> [Work to do] Check every line below for the string "values", and copy the lines that contain it.

> [Information shown]

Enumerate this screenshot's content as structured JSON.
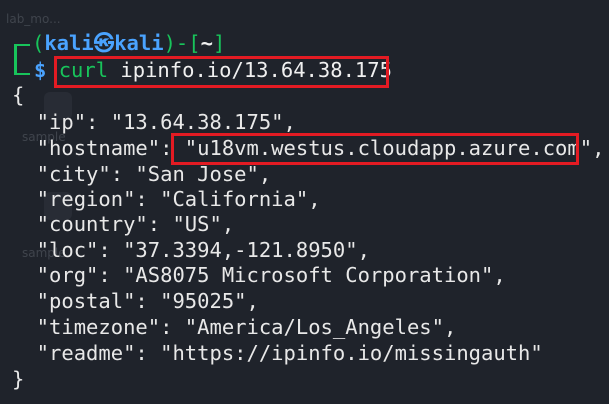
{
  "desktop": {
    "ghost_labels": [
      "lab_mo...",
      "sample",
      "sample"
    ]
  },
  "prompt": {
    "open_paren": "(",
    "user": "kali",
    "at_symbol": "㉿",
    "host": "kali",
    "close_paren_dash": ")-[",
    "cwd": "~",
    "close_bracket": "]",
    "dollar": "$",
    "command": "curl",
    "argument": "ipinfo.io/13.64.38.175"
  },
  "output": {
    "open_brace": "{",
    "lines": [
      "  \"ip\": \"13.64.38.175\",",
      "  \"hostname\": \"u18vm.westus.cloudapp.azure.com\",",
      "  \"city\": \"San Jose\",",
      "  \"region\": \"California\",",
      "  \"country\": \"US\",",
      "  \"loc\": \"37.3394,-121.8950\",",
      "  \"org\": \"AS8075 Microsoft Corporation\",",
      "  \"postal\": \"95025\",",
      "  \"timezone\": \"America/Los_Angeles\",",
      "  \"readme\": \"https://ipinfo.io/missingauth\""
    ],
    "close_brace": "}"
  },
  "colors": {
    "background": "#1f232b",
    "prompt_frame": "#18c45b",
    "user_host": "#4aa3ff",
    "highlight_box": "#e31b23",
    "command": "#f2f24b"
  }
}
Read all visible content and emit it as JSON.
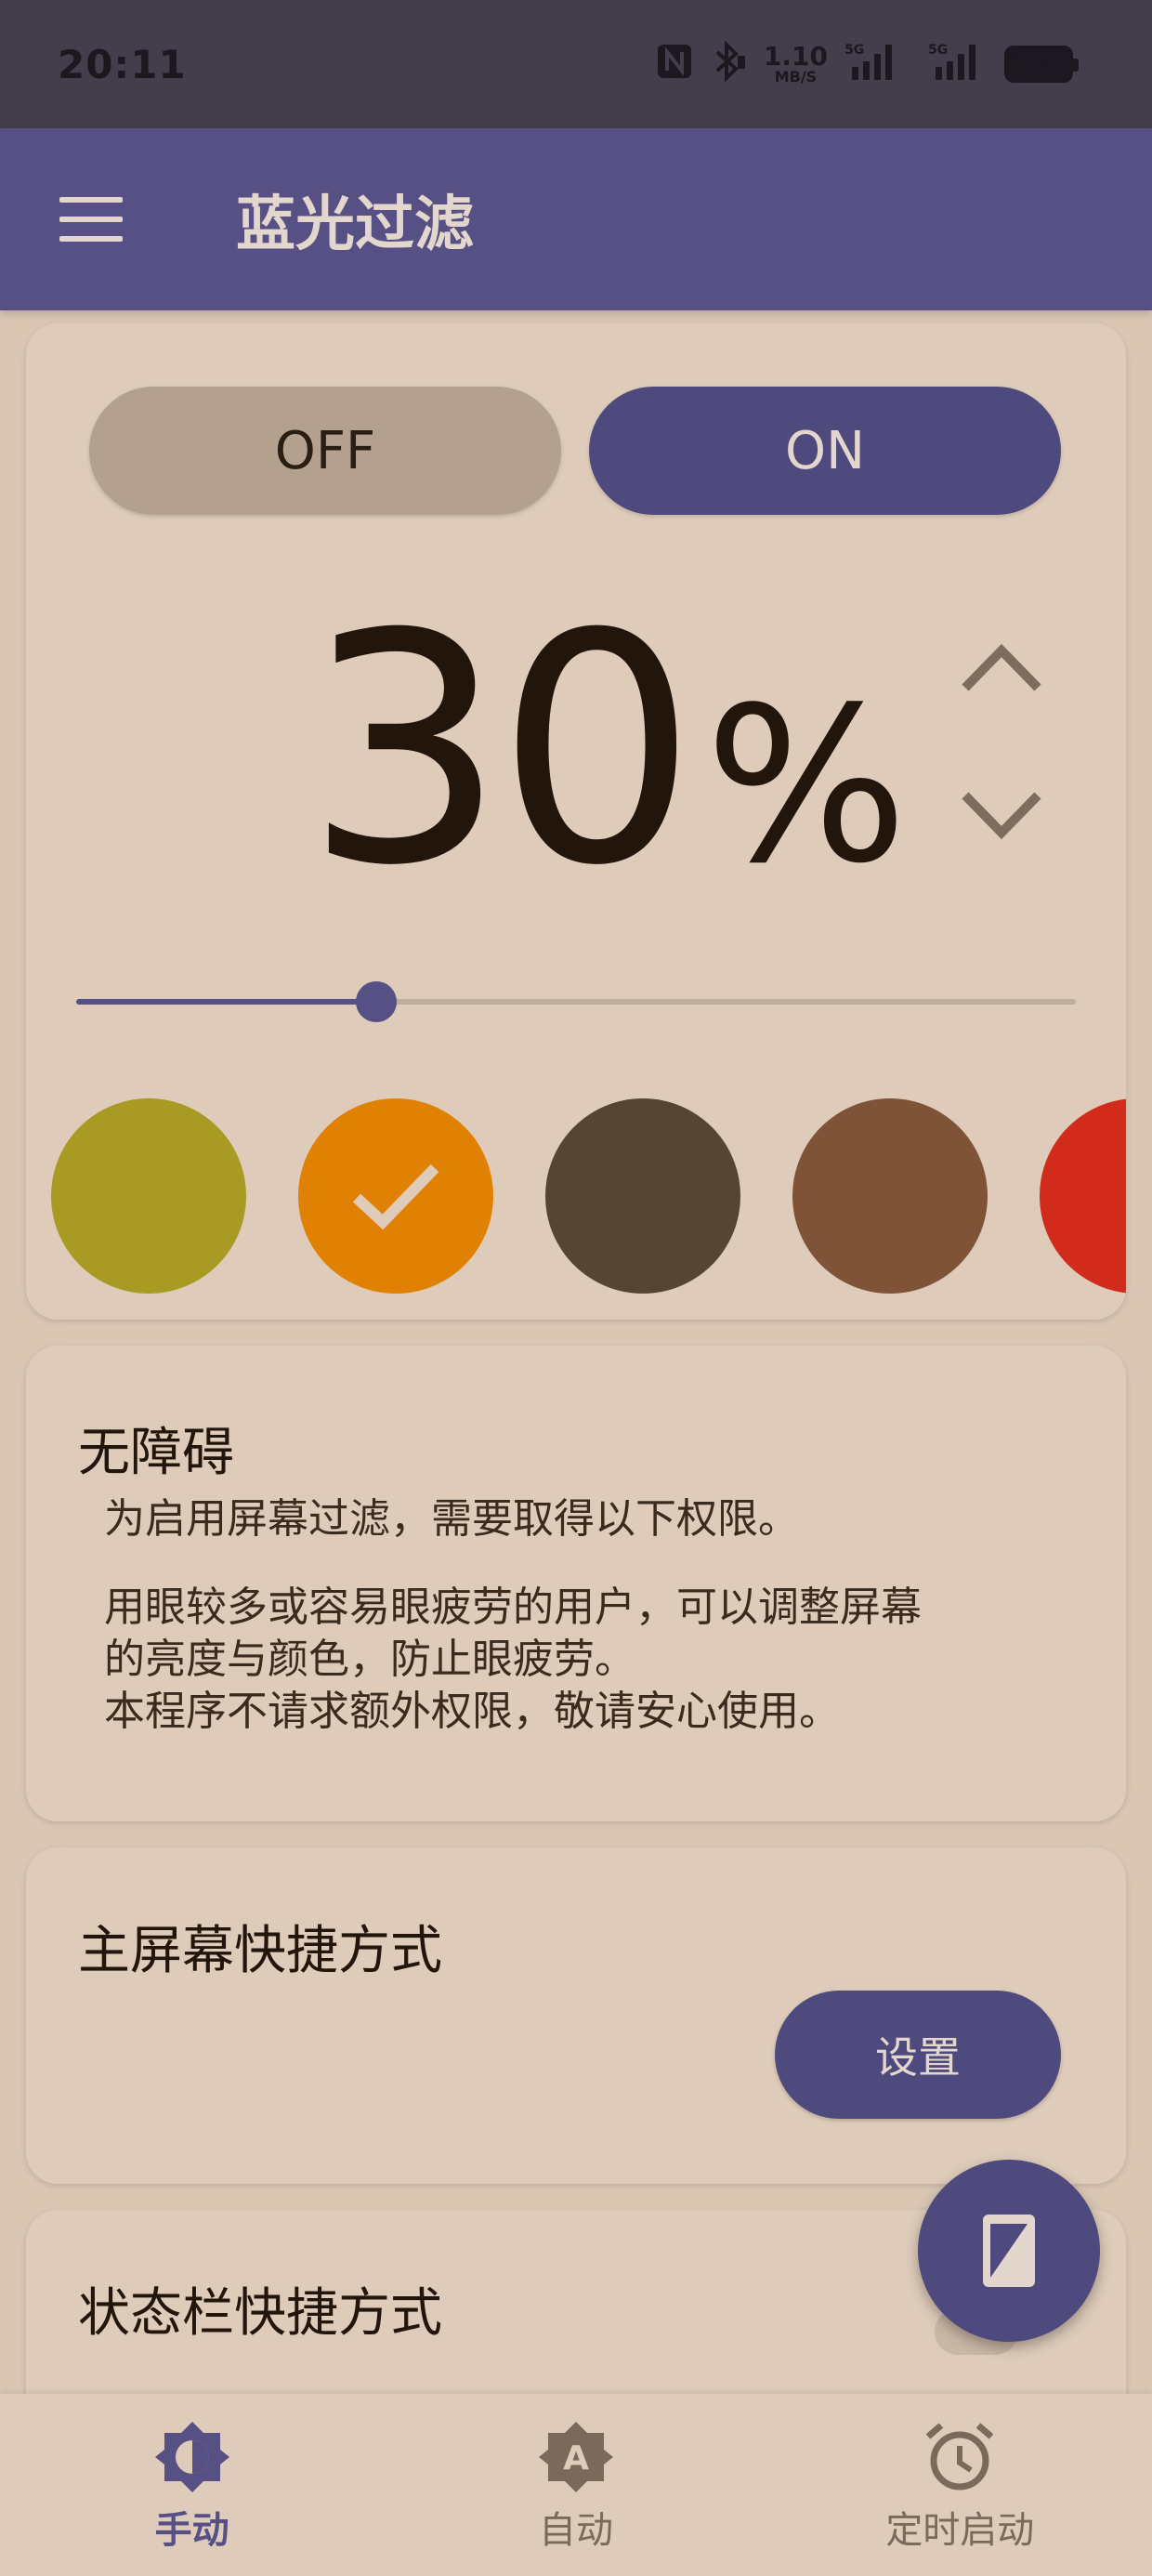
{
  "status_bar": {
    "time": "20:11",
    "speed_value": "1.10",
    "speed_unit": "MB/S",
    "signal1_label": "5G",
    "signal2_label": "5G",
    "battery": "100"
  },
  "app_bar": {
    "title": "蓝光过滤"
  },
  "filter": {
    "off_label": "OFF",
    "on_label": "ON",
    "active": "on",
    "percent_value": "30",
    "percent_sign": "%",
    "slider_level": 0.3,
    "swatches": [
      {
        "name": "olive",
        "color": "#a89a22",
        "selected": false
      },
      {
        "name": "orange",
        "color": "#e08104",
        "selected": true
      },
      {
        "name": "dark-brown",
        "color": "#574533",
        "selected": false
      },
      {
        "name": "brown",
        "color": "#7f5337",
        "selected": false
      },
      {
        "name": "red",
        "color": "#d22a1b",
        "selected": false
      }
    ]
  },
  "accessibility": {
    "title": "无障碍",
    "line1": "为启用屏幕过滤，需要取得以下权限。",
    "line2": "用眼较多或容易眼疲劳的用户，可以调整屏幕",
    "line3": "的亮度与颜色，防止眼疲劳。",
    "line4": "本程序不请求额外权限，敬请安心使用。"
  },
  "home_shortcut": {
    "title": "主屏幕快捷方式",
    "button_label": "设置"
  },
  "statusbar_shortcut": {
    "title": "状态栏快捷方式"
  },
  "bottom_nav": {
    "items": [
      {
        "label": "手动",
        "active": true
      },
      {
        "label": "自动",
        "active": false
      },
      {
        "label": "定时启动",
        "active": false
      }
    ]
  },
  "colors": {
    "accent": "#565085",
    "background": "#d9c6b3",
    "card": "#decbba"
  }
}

...

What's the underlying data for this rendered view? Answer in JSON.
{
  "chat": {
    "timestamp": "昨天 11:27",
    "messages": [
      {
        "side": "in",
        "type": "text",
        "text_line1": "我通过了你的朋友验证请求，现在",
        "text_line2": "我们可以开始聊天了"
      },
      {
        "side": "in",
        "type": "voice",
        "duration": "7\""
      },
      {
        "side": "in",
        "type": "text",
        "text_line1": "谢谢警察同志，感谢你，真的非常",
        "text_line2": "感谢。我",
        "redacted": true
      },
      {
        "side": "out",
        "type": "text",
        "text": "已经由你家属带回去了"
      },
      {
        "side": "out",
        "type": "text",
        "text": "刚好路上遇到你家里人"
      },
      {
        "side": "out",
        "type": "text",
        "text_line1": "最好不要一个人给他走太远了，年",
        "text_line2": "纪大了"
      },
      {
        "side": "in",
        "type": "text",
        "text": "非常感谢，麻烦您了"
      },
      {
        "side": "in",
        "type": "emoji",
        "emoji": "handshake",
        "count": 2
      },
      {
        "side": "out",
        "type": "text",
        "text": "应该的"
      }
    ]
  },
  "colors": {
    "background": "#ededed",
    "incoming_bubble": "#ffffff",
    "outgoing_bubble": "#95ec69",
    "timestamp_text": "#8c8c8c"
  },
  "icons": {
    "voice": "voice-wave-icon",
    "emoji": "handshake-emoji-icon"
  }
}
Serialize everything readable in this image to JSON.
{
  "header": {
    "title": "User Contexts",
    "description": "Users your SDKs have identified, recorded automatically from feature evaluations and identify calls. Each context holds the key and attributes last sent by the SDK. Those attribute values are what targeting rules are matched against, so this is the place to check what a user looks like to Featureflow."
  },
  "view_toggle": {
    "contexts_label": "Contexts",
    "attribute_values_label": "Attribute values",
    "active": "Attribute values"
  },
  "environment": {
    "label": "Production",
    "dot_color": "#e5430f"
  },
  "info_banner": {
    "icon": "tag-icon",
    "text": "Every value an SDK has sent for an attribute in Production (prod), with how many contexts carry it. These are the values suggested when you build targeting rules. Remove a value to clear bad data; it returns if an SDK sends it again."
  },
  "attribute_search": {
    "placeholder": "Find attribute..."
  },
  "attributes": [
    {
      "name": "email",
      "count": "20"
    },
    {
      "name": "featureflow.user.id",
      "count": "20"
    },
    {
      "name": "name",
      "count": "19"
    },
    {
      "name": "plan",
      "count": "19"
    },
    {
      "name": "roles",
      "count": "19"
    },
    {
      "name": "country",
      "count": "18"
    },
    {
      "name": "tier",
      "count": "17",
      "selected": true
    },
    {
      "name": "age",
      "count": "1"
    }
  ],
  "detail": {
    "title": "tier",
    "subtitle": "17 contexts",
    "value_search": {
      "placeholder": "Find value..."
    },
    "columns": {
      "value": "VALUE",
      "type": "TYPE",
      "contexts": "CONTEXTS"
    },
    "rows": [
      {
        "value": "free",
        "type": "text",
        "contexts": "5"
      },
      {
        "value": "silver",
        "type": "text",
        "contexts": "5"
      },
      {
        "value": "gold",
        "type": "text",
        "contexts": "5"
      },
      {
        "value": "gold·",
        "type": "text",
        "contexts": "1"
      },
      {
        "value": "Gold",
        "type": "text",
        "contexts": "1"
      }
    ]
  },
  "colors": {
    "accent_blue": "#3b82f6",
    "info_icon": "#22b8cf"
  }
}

==

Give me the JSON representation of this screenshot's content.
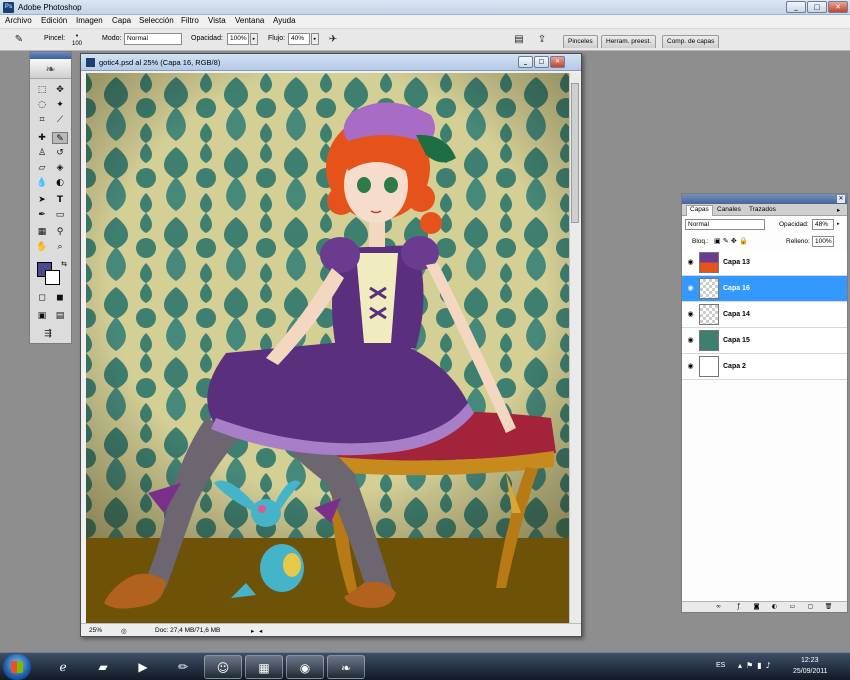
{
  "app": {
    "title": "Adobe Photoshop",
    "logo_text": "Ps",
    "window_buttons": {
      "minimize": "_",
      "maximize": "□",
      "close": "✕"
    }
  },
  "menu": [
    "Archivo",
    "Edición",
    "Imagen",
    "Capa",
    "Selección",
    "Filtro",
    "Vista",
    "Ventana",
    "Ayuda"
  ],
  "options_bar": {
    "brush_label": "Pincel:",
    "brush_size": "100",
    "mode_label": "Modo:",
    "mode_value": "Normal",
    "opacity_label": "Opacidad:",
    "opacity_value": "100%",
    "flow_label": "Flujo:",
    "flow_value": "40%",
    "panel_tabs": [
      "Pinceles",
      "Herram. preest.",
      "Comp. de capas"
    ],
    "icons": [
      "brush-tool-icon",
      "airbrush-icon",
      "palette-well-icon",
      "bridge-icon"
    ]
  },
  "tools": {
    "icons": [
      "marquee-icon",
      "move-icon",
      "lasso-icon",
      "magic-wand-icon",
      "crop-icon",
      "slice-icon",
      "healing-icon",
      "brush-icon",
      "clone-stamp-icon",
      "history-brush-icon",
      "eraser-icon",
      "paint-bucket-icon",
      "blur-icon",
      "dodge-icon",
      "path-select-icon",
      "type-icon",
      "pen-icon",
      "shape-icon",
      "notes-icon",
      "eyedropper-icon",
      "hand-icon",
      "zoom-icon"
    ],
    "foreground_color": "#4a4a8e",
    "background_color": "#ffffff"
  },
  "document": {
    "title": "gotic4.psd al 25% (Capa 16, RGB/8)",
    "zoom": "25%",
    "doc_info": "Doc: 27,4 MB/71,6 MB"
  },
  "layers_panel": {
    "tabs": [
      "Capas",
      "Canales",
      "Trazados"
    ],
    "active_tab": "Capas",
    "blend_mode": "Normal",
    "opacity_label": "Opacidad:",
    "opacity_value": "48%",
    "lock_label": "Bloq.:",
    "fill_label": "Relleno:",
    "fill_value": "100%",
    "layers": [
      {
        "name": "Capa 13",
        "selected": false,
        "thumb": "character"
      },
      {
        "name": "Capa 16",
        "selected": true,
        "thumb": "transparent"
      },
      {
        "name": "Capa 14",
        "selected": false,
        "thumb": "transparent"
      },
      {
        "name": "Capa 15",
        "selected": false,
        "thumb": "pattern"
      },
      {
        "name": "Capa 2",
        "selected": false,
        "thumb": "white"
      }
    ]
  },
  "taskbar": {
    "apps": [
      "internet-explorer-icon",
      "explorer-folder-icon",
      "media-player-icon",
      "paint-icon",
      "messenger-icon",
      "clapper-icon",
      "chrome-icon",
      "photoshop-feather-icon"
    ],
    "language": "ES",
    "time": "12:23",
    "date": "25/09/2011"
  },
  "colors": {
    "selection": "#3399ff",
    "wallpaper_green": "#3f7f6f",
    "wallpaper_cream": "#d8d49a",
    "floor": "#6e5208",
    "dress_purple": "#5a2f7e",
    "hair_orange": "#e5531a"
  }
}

> [Correct answer]
    "description": "Users your SDKs have identified, recorded automatically from feature evaluations and identify calls. Each context holds the key and attributes last sent by the SDK. Those attribute values are what targeting rules are matched against, so this is the place to check what a user looks like to Featureflow."
    "attribute_values_label": "Attribute values",
    "active": "Attribute values"
    "text": "Every value an SDK has sent for an attribute in Production (prod), with how many contexts carry it. These are the values suggested when you build targeting rules. Remove a value to clear bad data; it returns if an SDK sends it again."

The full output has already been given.